*Exercise*. Tally the lines in these records that hold the string "site", and reply with the number alone.

*Source data*.
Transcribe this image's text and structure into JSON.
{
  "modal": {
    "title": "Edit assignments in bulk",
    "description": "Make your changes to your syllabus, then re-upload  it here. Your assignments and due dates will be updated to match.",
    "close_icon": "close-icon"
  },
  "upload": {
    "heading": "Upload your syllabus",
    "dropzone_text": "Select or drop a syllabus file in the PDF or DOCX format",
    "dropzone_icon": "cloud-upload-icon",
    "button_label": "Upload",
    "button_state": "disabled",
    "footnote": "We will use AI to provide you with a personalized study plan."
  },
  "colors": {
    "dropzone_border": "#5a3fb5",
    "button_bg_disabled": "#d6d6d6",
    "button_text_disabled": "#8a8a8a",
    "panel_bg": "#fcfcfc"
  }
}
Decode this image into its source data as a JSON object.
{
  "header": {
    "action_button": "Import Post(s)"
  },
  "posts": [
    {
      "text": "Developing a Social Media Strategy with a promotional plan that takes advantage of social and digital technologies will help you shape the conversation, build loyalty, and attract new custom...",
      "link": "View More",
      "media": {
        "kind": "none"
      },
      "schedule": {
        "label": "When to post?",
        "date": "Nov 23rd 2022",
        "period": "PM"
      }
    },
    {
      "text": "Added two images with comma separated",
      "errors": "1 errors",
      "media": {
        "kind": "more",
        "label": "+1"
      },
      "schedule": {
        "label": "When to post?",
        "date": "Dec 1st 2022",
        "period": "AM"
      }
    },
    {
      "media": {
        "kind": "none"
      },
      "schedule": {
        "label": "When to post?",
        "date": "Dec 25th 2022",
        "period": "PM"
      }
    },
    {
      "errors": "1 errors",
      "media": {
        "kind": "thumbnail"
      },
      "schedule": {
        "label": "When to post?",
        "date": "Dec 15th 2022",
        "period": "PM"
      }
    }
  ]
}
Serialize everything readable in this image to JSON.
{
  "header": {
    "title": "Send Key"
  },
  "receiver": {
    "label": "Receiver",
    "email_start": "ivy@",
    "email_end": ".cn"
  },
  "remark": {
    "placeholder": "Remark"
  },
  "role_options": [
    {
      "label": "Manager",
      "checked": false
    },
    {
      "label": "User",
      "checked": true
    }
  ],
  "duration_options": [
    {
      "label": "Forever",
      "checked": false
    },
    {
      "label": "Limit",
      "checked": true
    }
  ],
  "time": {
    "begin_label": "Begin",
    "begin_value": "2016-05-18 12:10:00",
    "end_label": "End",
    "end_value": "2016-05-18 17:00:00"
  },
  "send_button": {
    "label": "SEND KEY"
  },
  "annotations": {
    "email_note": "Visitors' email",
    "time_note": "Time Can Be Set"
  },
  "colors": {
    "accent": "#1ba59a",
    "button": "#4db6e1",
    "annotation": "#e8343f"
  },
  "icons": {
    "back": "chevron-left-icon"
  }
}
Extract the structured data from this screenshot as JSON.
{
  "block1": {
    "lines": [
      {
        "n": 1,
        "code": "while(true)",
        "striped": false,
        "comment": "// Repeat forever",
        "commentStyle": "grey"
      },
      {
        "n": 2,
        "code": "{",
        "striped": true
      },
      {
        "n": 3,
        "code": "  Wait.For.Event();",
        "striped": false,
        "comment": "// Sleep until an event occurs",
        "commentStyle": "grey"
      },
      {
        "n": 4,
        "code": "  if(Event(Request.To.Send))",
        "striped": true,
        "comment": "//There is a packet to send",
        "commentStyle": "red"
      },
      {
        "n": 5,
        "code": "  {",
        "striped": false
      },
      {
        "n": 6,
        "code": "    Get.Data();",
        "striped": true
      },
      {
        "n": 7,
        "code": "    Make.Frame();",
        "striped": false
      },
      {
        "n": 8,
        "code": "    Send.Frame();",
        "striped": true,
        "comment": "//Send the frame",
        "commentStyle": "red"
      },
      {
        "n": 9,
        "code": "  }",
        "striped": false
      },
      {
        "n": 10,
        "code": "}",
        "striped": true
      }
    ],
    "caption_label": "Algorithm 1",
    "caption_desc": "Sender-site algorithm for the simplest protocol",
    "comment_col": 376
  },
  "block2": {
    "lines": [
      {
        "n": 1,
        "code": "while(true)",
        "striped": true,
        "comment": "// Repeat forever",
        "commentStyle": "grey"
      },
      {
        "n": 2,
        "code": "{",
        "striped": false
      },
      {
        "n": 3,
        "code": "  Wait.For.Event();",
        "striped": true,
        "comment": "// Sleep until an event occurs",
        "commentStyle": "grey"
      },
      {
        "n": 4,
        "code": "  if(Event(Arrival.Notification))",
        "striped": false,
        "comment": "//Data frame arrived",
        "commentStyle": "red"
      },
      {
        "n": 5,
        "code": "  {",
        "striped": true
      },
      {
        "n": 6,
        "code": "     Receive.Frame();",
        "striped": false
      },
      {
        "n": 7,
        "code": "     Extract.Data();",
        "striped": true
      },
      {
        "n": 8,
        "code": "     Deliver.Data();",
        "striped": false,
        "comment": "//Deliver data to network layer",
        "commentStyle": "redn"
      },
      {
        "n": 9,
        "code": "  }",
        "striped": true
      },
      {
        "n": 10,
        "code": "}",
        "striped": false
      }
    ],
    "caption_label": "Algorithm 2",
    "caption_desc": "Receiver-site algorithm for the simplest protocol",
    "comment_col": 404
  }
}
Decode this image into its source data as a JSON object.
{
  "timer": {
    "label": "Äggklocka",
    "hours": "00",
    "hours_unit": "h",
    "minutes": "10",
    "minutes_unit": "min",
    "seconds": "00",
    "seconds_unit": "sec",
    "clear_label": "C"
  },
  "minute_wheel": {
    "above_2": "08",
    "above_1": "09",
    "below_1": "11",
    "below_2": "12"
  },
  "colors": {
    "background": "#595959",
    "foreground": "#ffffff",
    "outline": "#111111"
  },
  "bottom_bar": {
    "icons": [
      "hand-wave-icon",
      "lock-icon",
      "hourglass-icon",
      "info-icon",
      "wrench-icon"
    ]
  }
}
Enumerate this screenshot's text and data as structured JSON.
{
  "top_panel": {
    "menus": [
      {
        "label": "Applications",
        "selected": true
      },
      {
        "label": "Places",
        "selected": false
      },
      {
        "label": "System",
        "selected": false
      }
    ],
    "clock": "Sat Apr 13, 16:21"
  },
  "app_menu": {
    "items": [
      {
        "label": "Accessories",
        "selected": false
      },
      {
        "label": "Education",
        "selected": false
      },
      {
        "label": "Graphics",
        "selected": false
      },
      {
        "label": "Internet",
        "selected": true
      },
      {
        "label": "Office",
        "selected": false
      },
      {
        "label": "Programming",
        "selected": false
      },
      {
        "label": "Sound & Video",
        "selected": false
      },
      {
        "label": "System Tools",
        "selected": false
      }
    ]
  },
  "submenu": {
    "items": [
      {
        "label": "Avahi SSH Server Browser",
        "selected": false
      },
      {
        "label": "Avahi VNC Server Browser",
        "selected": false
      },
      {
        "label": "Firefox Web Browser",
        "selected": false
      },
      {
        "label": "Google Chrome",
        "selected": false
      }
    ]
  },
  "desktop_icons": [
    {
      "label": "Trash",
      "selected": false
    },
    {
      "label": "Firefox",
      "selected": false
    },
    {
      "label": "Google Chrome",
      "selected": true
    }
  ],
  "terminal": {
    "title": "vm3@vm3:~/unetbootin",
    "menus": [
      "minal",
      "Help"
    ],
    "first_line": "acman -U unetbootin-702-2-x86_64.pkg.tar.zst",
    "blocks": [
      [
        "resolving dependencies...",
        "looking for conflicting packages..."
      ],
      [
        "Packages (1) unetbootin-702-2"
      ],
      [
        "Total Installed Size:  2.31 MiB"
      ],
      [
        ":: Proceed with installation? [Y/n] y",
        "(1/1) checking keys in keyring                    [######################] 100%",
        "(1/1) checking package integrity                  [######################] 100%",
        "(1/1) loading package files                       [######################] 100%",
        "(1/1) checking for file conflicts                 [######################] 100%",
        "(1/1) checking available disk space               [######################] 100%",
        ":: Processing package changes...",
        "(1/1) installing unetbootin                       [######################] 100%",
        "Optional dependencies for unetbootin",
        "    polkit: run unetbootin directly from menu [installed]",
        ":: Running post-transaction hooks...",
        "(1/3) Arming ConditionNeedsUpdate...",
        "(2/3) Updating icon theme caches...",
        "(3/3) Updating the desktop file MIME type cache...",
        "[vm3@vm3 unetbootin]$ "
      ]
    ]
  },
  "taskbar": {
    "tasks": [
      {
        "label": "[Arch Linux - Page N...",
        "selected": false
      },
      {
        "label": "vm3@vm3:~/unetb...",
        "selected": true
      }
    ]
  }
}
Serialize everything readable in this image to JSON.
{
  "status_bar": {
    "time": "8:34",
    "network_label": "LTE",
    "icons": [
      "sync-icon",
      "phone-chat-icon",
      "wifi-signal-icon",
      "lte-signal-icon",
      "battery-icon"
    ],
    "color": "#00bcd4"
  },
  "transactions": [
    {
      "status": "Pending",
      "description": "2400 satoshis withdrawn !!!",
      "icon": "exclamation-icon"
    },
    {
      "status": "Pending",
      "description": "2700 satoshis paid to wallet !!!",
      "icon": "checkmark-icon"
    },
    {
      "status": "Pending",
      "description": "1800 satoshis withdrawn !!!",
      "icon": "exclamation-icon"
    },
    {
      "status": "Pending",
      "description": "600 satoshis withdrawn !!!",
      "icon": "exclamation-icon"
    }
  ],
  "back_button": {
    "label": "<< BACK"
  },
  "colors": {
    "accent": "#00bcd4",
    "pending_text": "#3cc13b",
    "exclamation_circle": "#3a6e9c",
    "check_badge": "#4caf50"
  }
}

*Solution to this problem*. 2